Given request
Extract every line below that contains the word "text".

● ● ●

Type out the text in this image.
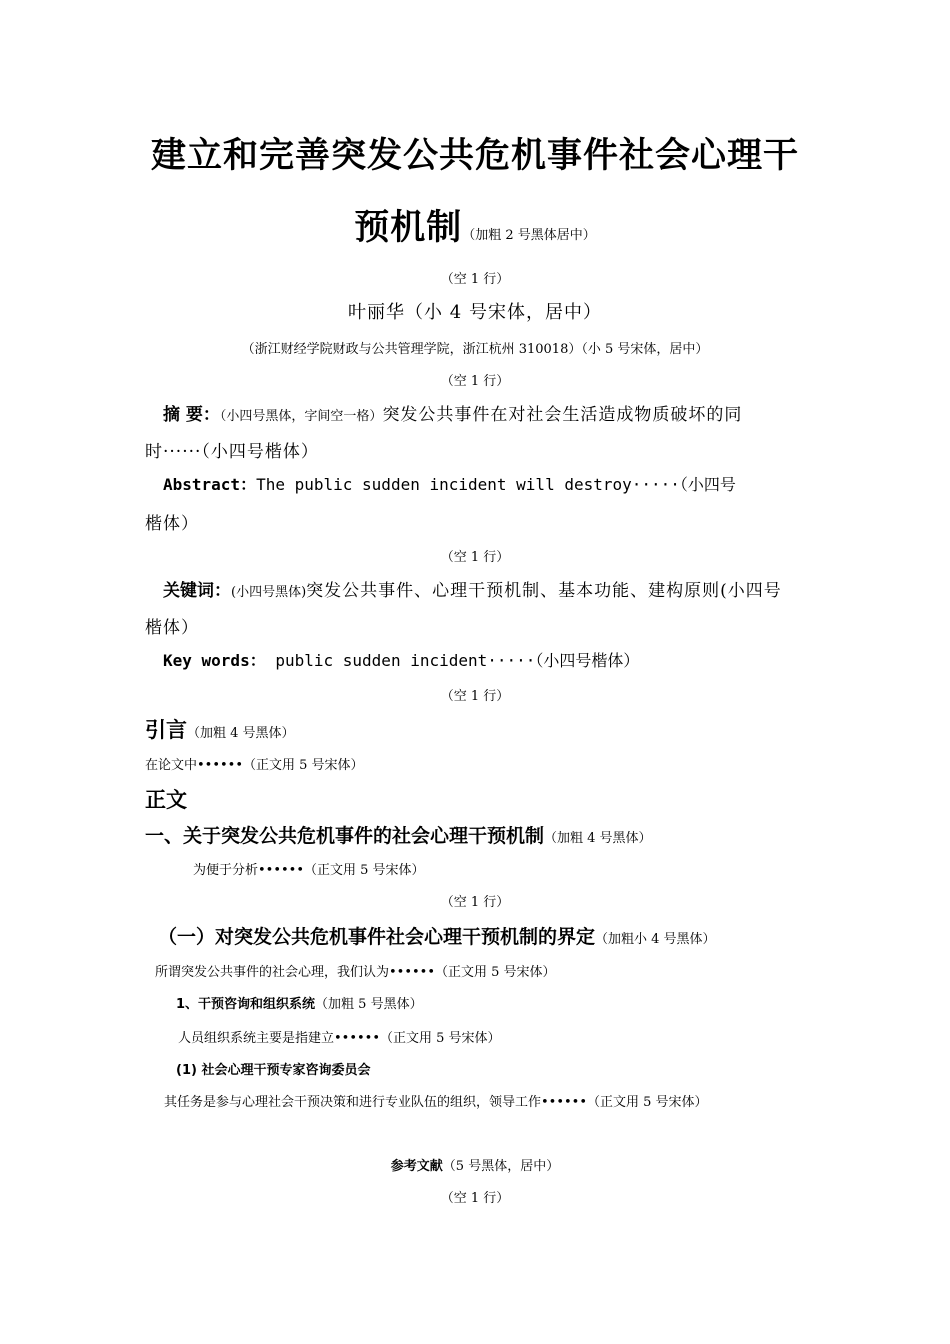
建立和完善突发公共危机事件社会心理干
预机制（加粗 2 号黑体居中）
（空 1 行）
叶丽华（小 4 号宋体，居中）
（浙江财经学院财政与公共管理学院，浙江杭州 310018）（小 5 号宋体，居中）
（空 1 行）
摘 要：（小四号黑体，字间空一格）突发公共事件在对社会生活造成物质破坏的同
时······（小四号楷体）
Abstract：The public sudden incident will destroy·····（小四号
楷体）
（空 1 行）
关键词：(小四号黑体)突发公共事件、心理干预机制、基本功能、建构原则(小四号
楷体）
Key words： public sudden incident·····（小四号楷体）
（空 1 行）
引言（加粗 4 号黑体）
在论文中••••••（正文用 5 号宋体）
正文
一、关于突发公共危机事件的社会心理干预机制（加粗 4 号黑体）
为便于分析••••••（正文用 5 号宋体）
（空 1 行）
（一）对突发公共危机事件社会心理干预机制的界定（加粗小 4 号黑体）
所谓突发公共事件的社会心理，我们认为••••••（正文用 5 号宋体）
1、干预咨询和组织系统（加粗 5 号黑体）
人员组织系统主要是指建立••••••（正文用 5 号宋体）
(1) 社会心理干预专家咨询委员会
其任务是参与心理社会干预决策和进行专业队伍的组织，领导工作••••••（正文用 5 号宋体）
参考文献（5 号黑体，居中）
（空 1 行）
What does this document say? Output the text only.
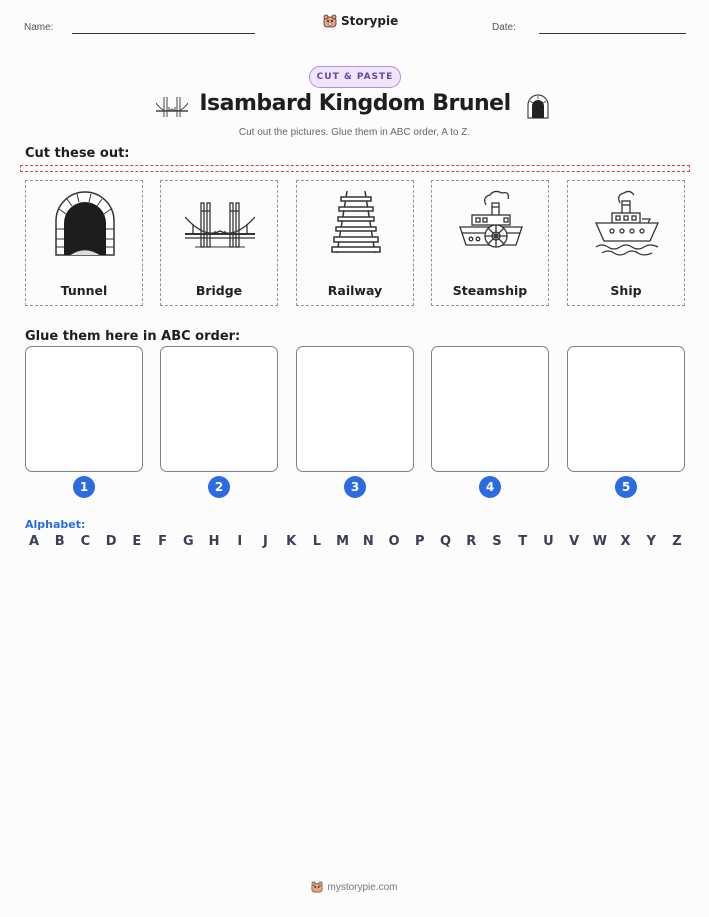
Name:	Storypie	Date:
CUT & PASTE
Isambard Kingdom Brunel
Cut out the pictures. Glue them in ABC order, A to Z.
Cut these out:
Tunnel	Bridge	Railway	Steamship	Ship
Glue them here in ABC order:
1	2	3	4	5
Alphabet:
A	B	C	D	E	F	G	H	I	J	K	L	M	N	O	P	Q	R	S	T	U	V	W	X	Y	Z
mystorypie.com
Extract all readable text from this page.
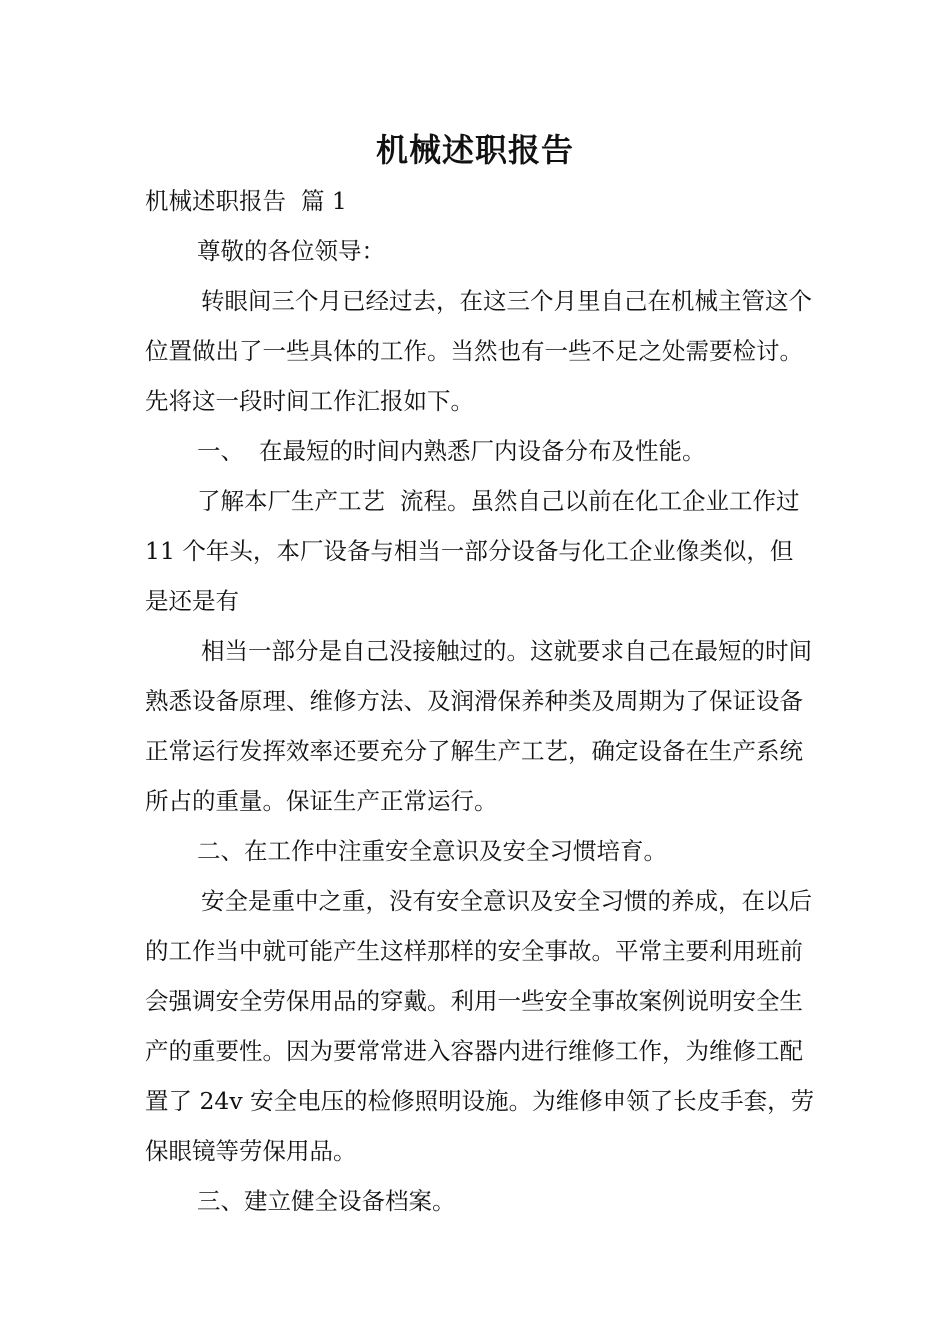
机械述职报告

机械述职报告  篇 1

尊敬的各位领导：

转眼间三个月已经过去，在这三个月里自己在机械主管这个位置做出了一些具体的工作。当然也有一些不足之处需要检讨。先将这一段时间工作汇报如下。

一、  在最短的时间内熟悉厂内设备分布及性能。

了解本厂生产工艺  流程。虽然自己以前在化工企业工作过 11 个年头，本厂设备与相当一部分设备与化工企业像类似，但是还是有

相当一部分是自己没接触过的。这就要求自己在最短的时间熟悉设备原理、维修方法、及润滑保养种类及周期为了保证设备正常运行发挥效率还要充分了解生产工艺，确定设备在生产系统所占的重量。保证生产正常运行。

二、在工作中注重安全意识及安全习惯培育。

安全是重中之重，没有安全意识及安全习惯的养成，在以后的工作当中就可能产生这样那样的安全事故。平常主要利用班前会强调安全劳保用品的穿戴。利用一些安全事故案例说明安全生产的重要性。因为要常常进入容器内进行维修工作，为维修工配置了 24v 安全电压的检修照明设施。为维修申领了长皮手套，劳保眼镜等劳保用品。

三、建立健全设备档案。
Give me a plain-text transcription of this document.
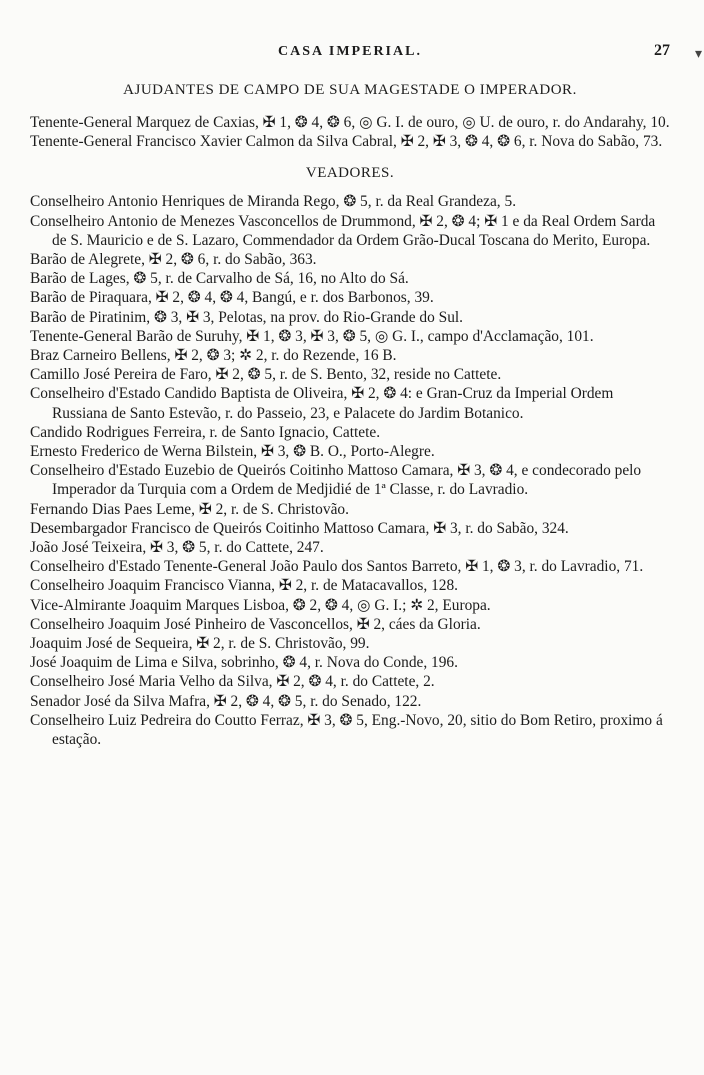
▾
CASA IMPERIAL.	27
AJUDANTES DE CAMPO DE SUA MAGESTADE O IMPERADOR.

Tenente-General Marquez de Caxias, ✠ 1, ❂ 4, ❂ 6, ◎ G. I. de ouro, ◎ U. de ouro, r. do Andarahy, 10.

Tenente-General Francisco Xavier Calmon da Silva Cabral, ✠ 2, ✠ 3, ❂ 4, ❂ 6, r. Nova do Sabão, 73.

VEADORES.

Conselheiro Antonio Henriques de Miranda Rego, ❂ 5, r. da Real Grandeza, 5.

Conselheiro Antonio de Menezes Vasconcellos de Drummond, ✠ 2, ❂ 4; ✠ 1 e da Real Ordem Sarda de S. Mauricio e de S. Lazaro, Commendador da Ordem Grão-Ducal Toscana do Merito, Europa.

Barão de Alegrete, ✠ 2, ❂ 6, r. do Sabão, 363.

Barão de Lages, ❂ 5, r. de Carvalho de Sá, 16, no Alto do Sá.

Barão de Piraquara, ✠ 2, ❂ 4, ❂ 4, Bangú, e r. dos Barbonos, 39.

Barão de Piratinim, ❂ 3, ✠ 3, Pelotas, na prov. do Rio-Grande do Sul.

Tenente-General Barão de Suruhy, ✠ 1, ❂ 3, ✠ 3, ❂ 5, ◎ G. I., campo d'Acclamação, 101.

Braz Carneiro Bellens, ✠ 2, ❂ 3; ✲ 2, r. do Rezende, 16 B.

Camillo José Pereira de Faro, ✠ 2, ❂ 5, r. de S. Bento, 32, reside no Cattete.

Conselheiro d'Estado Candido Baptista de Oliveira, ✠ 2, ❂ 4: e Gran-Cruz da Imperial Ordem Russiana de Santo Estevão, r. do Passeio, 23, e Palacete do Jardim Botanico.

Candido Rodrigues Ferreira, r. de Santo Ignacio, Cattete.

Ernesto Frederico de Werna Bilstein, ✠ 3, ❂ B. O., Porto-Alegre.

Conselheiro d'Estado Euzebio de Queirós Coitinho Mattoso Camara, ✠ 3, ❂ 4, e condecorado pelo Imperador da Turquia com a Ordem de Medjidié de 1ª Classe, r. do Lavradio.

Fernando Dias Paes Leme, ✠ 2, r. de S. Christovão.

Desembargador Francisco de Queirós Coitinho Mattoso Camara, ✠ 3, r. do Sabão, 324.

João José Teixeira, ✠ 3, ❂ 5, r. do Cattete, 247.

Conselheiro d'Estado Tenente-General João Paulo dos Santos Barreto, ✠ 1, ❂ 3, r. do Lavradio, 71.

Conselheiro Joaquim Francisco Vianna, ✠ 2, r. de Matacavallos, 128.

Vice-Almirante Joaquim Marques Lisboa, ❂ 2, ❂ 4, ◎ G. I.; ✲ 2, Europa.

Conselheiro Joaquim José Pinheiro de Vasconcellos, ✠ 2, cáes da Gloria.

Joaquim José de Sequeira, ✠ 2, r. de S. Christovão, 99.

José Joaquim de Lima e Silva, sobrinho, ❂ 4, r. Nova do Conde, 196.

Conselheiro José Maria Velho da Silva, ✠ 2, ❂ 4, r. do Cattete, 2.

Senador José da Silva Mafra, ✠ 2, ❂ 4, ❂ 5, r. do Senado, 122.

Conselheiro Luiz Pedreira do Coutto Ferraz, ✠ 3, ❂ 5, Eng.-Novo, 20, sitio do Bom Retiro, proximo á estação.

● ● ●

Task answer
Type out the text in this image.
What does this document say? Output the text only.
Extract all readable text from this page.
Give me a plain-text transcription of this document.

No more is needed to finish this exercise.